>> Start Listed entries

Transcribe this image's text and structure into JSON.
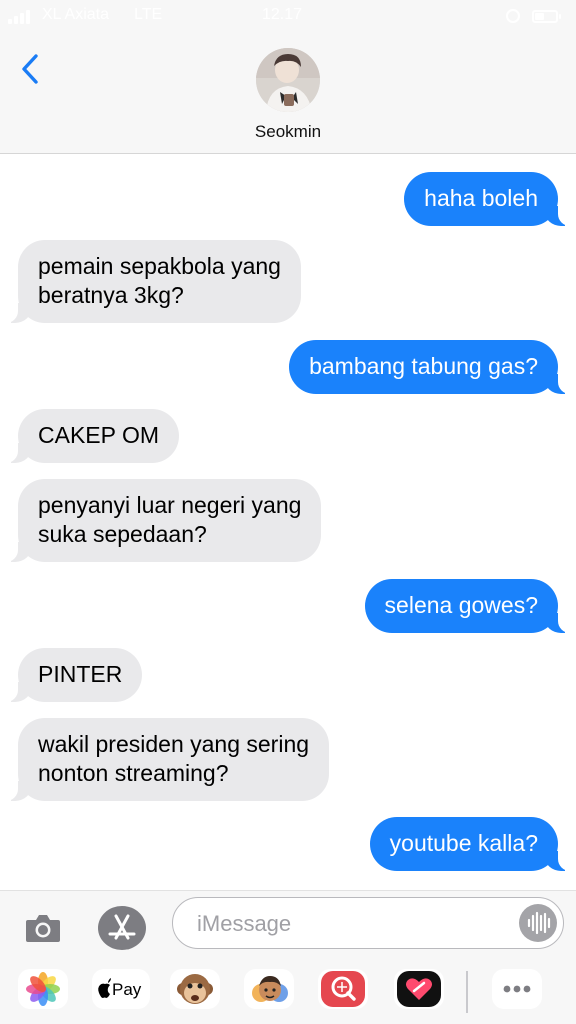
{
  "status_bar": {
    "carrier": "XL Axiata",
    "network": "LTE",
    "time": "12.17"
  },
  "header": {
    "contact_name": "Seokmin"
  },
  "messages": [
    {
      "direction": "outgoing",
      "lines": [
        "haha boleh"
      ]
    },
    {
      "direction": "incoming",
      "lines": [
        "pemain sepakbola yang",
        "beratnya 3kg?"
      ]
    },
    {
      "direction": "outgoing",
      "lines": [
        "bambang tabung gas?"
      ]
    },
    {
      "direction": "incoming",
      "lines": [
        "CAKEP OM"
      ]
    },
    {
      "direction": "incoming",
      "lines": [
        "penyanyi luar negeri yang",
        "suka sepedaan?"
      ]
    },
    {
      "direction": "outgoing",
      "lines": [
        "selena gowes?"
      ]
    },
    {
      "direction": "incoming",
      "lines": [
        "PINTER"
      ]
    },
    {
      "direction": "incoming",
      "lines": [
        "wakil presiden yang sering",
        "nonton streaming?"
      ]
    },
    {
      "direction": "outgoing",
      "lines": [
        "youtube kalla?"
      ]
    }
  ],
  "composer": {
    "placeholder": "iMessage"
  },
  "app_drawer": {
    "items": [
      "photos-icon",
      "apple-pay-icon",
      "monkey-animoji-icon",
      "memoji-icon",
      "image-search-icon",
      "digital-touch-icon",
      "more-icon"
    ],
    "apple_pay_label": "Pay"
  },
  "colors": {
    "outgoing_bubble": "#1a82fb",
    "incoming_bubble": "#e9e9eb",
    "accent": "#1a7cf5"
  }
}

>> End Listed entries
>> Start Listed entries

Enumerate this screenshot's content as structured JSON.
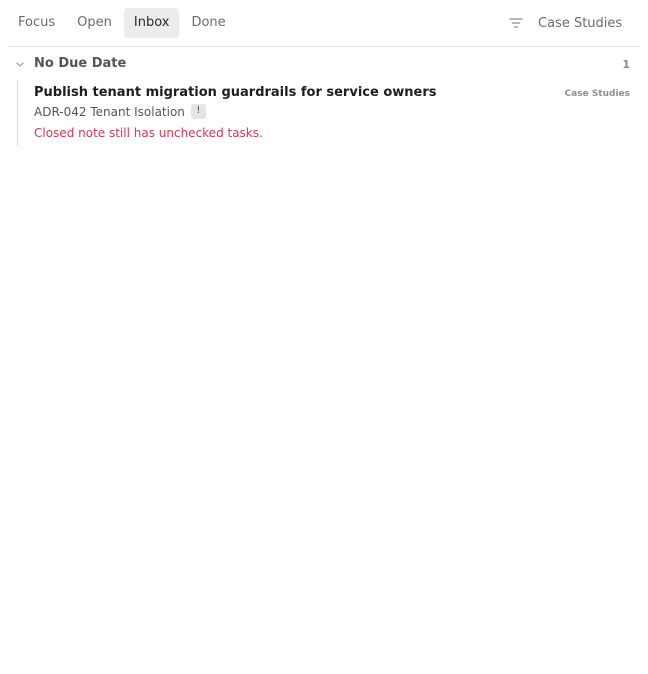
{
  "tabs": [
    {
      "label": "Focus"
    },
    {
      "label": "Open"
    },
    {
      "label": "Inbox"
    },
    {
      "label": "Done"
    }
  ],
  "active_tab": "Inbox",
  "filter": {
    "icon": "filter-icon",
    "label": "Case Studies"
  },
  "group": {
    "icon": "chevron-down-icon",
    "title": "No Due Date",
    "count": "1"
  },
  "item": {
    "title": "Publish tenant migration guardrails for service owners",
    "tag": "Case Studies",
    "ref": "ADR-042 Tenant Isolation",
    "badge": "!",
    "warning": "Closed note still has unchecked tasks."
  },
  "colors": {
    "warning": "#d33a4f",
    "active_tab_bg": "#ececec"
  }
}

>> End Listed entries

▸ **Work instructions**: Find how many lines include the string "JSON" and report that number alone.

▸ **Written response**: 2